Work to complete: Return all entries word for word, but drop any images.
** START OF Supplied material **
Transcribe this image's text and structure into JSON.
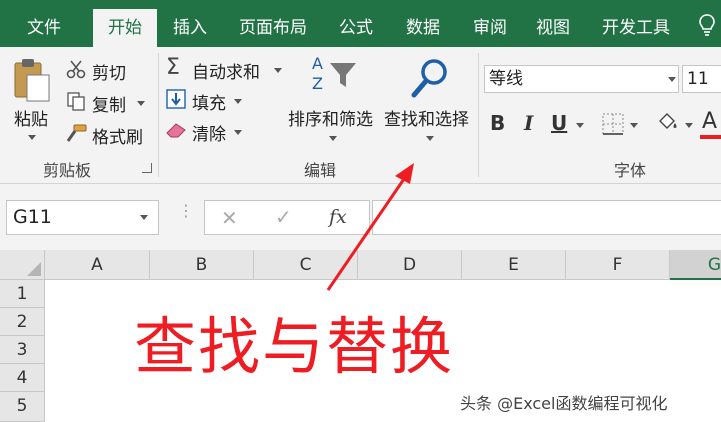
{
  "tabs": [
    "文件",
    "开始",
    "插入",
    "页面布局",
    "公式",
    "数据",
    "审阅",
    "视图",
    "开发工具"
  ],
  "active_tab": "开始",
  "clipboard": {
    "paste_label": "粘贴",
    "cut_label": "剪切",
    "copy_label": "复制",
    "format_painter_label": "格式刷",
    "group_label": "剪贴板"
  },
  "editing": {
    "autosum_label": "自动求和",
    "fill_label": "填充",
    "clear_label": "清除",
    "sort_filter_label": "排序和筛选",
    "find_select_label": "查找和选择",
    "group_label": "编辑"
  },
  "font": {
    "font_name": "等线",
    "font_size": "11",
    "bold": "B",
    "italic": "I",
    "underline": "U",
    "color_letter": "A",
    "group_label": "字体"
  },
  "formula_bar": {
    "cell_ref": "G11",
    "cancel": "✕",
    "enter": "✓",
    "fx": "fx"
  },
  "columns": [
    "A",
    "B",
    "C",
    "D",
    "E",
    "F",
    "G"
  ],
  "rows": [
    "1",
    "2",
    "3",
    "4",
    "5"
  ],
  "annotation": "查找与替换",
  "watermark": "头条 @Excel函数编程可视化",
  "colors": {
    "ribbon_green": "#217346",
    "annotation_red": "#ee1d23"
  }
}
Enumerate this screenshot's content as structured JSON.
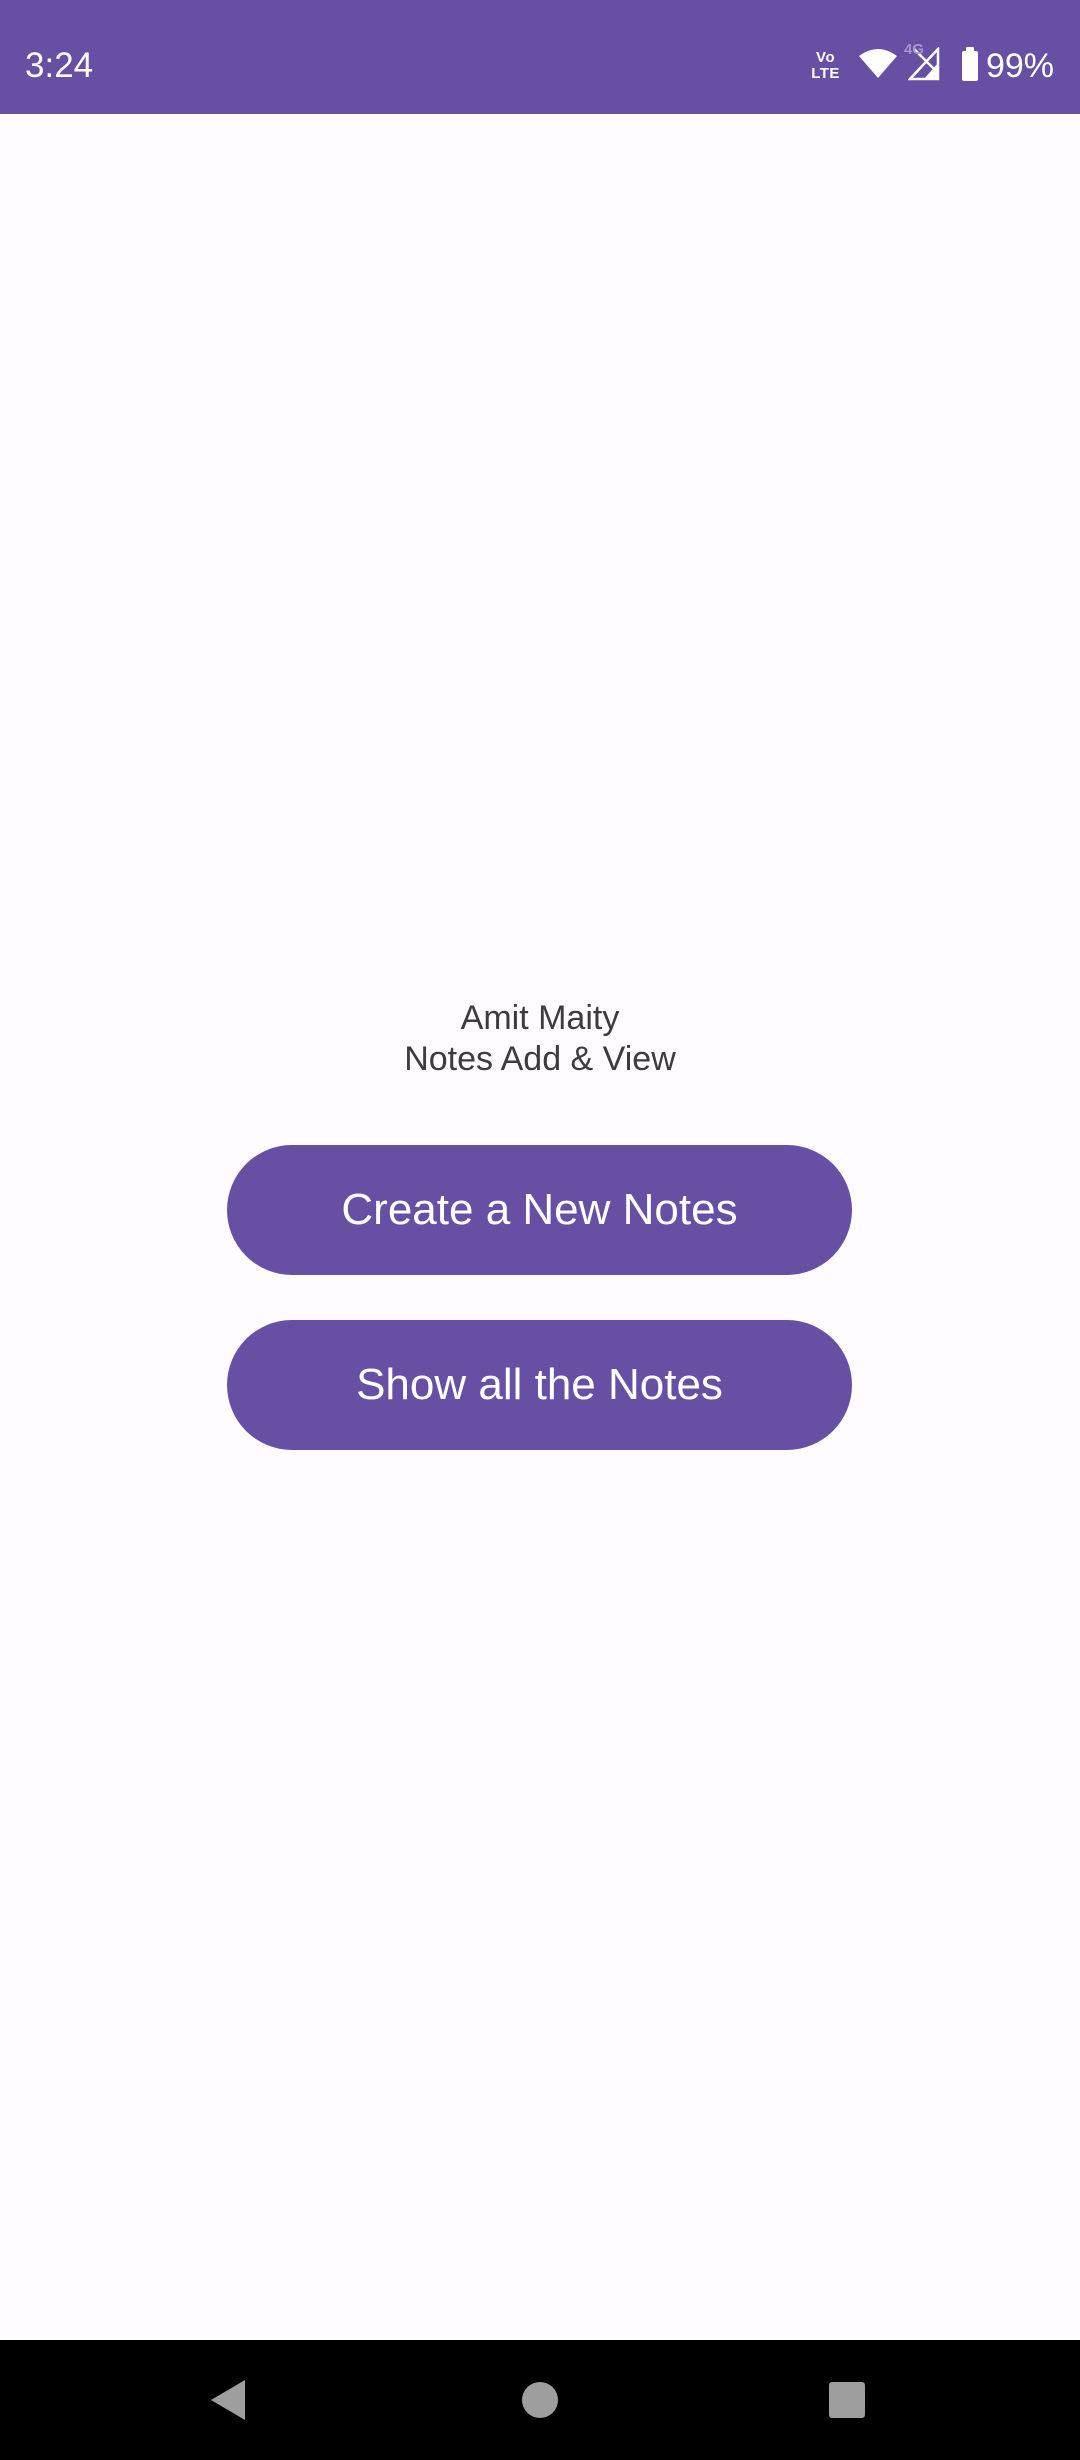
{
  "status_bar": {
    "time": "3:24",
    "volte_top": "Vo",
    "volte_bottom": "LTE",
    "network_tag": "4G",
    "battery_percent": "99%",
    "background_color": "#6750a4",
    "icons": [
      "volte-icon",
      "wifi-icon",
      "cell-signal-icon",
      "battery-icon"
    ]
  },
  "main": {
    "author": "Amit Maity",
    "subtitle": "Notes Add & View",
    "create_button_label": "Create a New Notes",
    "show_button_label": "Show all the Notes",
    "accent_color": "#6750a4",
    "background_color": "#fffbfe"
  },
  "nav_bar": {
    "icons": [
      "back-icon",
      "home-icon",
      "recents-icon"
    ],
    "background_color": "#000000"
  }
}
** END OF Supplied material **
Response:
Transcribe this image's text and structure into JSON.
{
  "tabs": [
    "文件",
    "开始",
    "插入",
    "页面布局",
    "公式",
    "数据",
    "审阅",
    "视图",
    "开发工具"
  ],
  "active_tab": "开始",
  "clipboard": {
    "paste_label": "粘贴",
    "cut_label": "剪切",
    "copy_label": "复制",
    "format_painter_label": "格式刷",
    "group_label": "剪贴板"
  },
  "editing": {
    "autosum_label": "自动求和",
    "fill_label": "填充",
    "clear_label": "清除",
    "sort_filter_label": "排序和筛选",
    "find_select_label": "查找和选择",
    "group_label": "编辑"
  },
  "font": {
    "font_name": "等线",
    "font_size": "11",
    "bold": "B",
    "italic": "I",
    "underline": "U",
    "color_letter": "A",
    "group_label": "字体"
  },
  "formula_bar": {
    "cell_ref": "G11",
    "cancel": "✕",
    "enter": "✓",
    "fx": "fx"
  },
  "columns": [
    "A",
    "B",
    "C",
    "D",
    "E",
    "F",
    "G"
  ],
  "rows": [
    "1",
    "2",
    "3",
    "4",
    "5"
  ],
  "annotation": "查找与替换",
  "watermark": "头条 @Excel函数编程可视化",
  "colors": {
    "ribbon_green": "#217346",
    "annotation_red": "#ee1d23"
  }
}
Enumerate this screenshot's content as structured JSON.
{
  "status_bar": {
    "time": "3:24",
    "volte_top": "Vo",
    "volte_bottom": "LTE",
    "network_tag": "4G",
    "battery_percent": "99%",
    "background_color": "#6750a4",
    "icons": [
      "volte-icon",
      "wifi-icon",
      "cell-signal-icon",
      "battery-icon"
    ]
  },
  "main": {
    "author": "Amit Maity",
    "subtitle": "Notes Add & View",
    "create_button_label": "Create a New Notes",
    "show_button_label": "Show all the Notes",
    "accent_color": "#6750a4",
    "background_color": "#fffbfe"
  },
  "nav_bar": {
    "icons": [
      "back-icon",
      "home-icon",
      "recents-icon"
    ],
    "background_color": "#000000"
  }
}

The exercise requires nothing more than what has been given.